◆ Your instructions
Write out every line of the material as it stands, apart from the pictures.

[Dataset entries]
☆ ☆ ☆

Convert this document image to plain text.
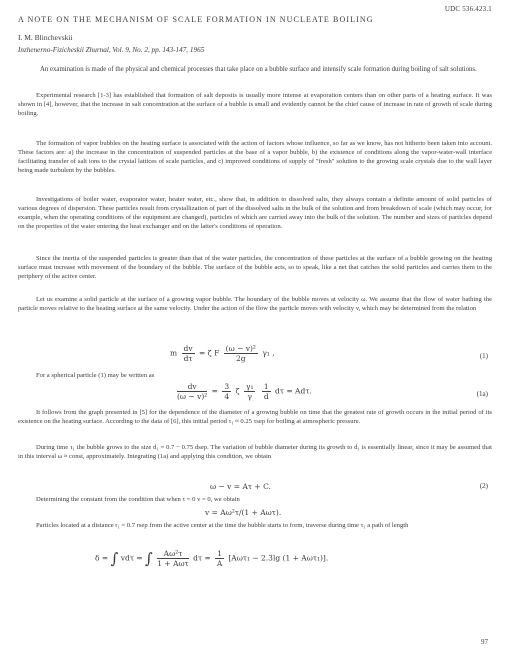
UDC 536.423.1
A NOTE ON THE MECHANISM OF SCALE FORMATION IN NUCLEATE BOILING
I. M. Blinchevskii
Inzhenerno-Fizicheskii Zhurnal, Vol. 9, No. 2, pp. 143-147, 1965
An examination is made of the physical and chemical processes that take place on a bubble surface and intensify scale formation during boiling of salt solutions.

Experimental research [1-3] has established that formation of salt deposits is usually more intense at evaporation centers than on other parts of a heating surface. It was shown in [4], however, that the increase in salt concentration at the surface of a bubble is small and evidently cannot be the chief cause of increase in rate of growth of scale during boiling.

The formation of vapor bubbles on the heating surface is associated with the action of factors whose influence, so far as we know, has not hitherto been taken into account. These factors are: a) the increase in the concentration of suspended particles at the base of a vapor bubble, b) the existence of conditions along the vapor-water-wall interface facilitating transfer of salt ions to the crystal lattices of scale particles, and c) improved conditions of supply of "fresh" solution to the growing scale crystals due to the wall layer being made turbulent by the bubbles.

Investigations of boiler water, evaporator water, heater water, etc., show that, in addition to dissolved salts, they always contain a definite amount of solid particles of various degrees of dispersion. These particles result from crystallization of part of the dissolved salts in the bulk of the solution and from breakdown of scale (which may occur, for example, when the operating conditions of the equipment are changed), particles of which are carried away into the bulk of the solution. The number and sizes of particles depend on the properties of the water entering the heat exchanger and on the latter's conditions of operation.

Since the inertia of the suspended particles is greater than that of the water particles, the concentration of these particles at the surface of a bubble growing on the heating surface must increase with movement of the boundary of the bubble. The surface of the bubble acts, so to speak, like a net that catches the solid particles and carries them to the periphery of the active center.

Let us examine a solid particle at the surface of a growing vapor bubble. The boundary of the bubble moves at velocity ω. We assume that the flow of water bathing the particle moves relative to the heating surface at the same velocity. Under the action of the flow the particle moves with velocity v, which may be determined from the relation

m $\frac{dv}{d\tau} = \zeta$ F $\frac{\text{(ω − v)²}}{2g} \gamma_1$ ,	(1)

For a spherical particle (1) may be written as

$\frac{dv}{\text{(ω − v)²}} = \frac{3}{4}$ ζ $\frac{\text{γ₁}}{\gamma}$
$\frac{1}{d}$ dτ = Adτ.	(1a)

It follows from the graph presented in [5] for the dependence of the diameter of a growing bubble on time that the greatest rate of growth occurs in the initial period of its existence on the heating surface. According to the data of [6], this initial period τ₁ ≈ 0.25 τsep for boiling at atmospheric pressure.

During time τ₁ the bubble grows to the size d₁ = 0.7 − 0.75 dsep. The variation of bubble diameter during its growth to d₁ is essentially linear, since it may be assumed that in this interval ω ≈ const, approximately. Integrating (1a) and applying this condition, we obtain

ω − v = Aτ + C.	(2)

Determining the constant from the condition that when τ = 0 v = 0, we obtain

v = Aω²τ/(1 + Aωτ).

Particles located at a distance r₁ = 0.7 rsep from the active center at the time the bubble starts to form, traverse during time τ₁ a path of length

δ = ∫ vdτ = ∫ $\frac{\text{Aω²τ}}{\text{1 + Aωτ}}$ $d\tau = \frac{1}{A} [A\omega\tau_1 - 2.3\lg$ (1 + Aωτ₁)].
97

☆ ☆ ☆

◆ Task result
Convert this document image to plain text.
UDC 536.423.1
A NOTE ON THE MECHANISM OF SCALE FORMATION IN NUCLEATE BOILING
I. M. Blinchevskii
Inzhenerno-Fizicheskii Zhurnal, Vol. 9, No. 2, pp. 143-147, 1965
An examination is made of the physical and chemical processes that take place on a bubble surface and intensify scale formation during boiling of salt solutions.

Experimental research [1-3] has established that formation of salt deposits is usually more intense at evaporation centers than on other parts of a heating surface. It was shown in [4], however, that the increase in salt concentration at the surface of a bubble is small and evidently cannot be the chief cause of increase in rate of growth of scale during boiling.

The formation of vapor bubbles on the heating surface is associated with the action of factors whose influence, so far as we know, has not hitherto been taken into account. These factors are: a) the increase in the concentration of suspended particles at the base of a vapor bubble, b) the existence of conditions along the vapor-water-wall interface facilitating transfer of salt ions to the crystal lattices of scale particles, and c) improved conditions of supply of "fresh" solution to the growing scale crystals due to the wall layer being made turbulent by the bubbles.

Investigations of boiler water, evaporator water, heater water, etc., show that, in addition to dissolved salts, they always contain a definite amount of solid particles of various degrees of dispersion. These particles result from crystallization of part of the dissolved salts in the bulk of the solution and from breakdown of scale (which may occur, for example, when the operating conditions of the equipment are changed), particles of which are carried away into the bulk of the solution. The number and sizes of particles depend on the properties of the water entering the heat exchanger and on the latter's conditions of operation.

Since the inertia of the suspended particles is greater than that of the water particles, the concentration of these particles at the surface of a bubble growing on the heating surface must increase with movement of the boundary of the bubble. The surface of the bubble acts, so to speak, like a net that catches the solid particles and carries them to the periphery of the active center.

Let us examine a solid particle at the surface of a growing vapor bubble. The boundary of the bubble moves at velocity ω. We assume that the flow of water bathing the particle moves relative to the heating surface at the same velocity. Under the action of the flow the particle moves with velocity v, which may be determined from the relation

m $\frac{dv}{d\tau} = \zeta$ F $\frac{\text{(ω − v)²}}{2g} \gamma_1$ ,	(1)

For a spherical particle (1) may be written as

$\frac{dv}{\text{(ω − v)²}} = \frac{3}{4}$ ζ $\frac{\text{γ₁}}{\gamma}$
$\frac{1}{d}$ dτ = Adτ.	(1a)

It follows from the graph presented in [5] for the dependence of the diameter of a growing bubble on time that the greatest rate of growth occurs in the initial period of its existence on the heating surface. According to the data of [6], this initial period τ₁ ≈ 0.25 τsep for boiling at atmospheric pressure.

During time τ₁ the bubble grows to the size d₁ = 0.7 − 0.75 dsep. The variation of bubble diameter during its growth to d₁ is essentially linear, since it may be assumed that in this interval ω ≈ const, approximately. Integrating (1a) and applying this condition, we obtain

ω − v = Aτ + C.	(2)

Determining the constant from the condition that when τ = 0 v = 0, we obtain

v = Aω²τ/(1 + Aωτ).

Particles located at a distance r₁ = 0.7 rsep from the active center at the time the bubble starts to form, traverse during time τ₁ a path of length

δ = ∫ vdτ = ∫ $\frac{\text{Aω²τ}}{\text{1 + Aωτ}}$ $d\tau = \frac{1}{A} [A\omega\tau_1 - 2.3\lg$ (1 + Aωτ₁)].
97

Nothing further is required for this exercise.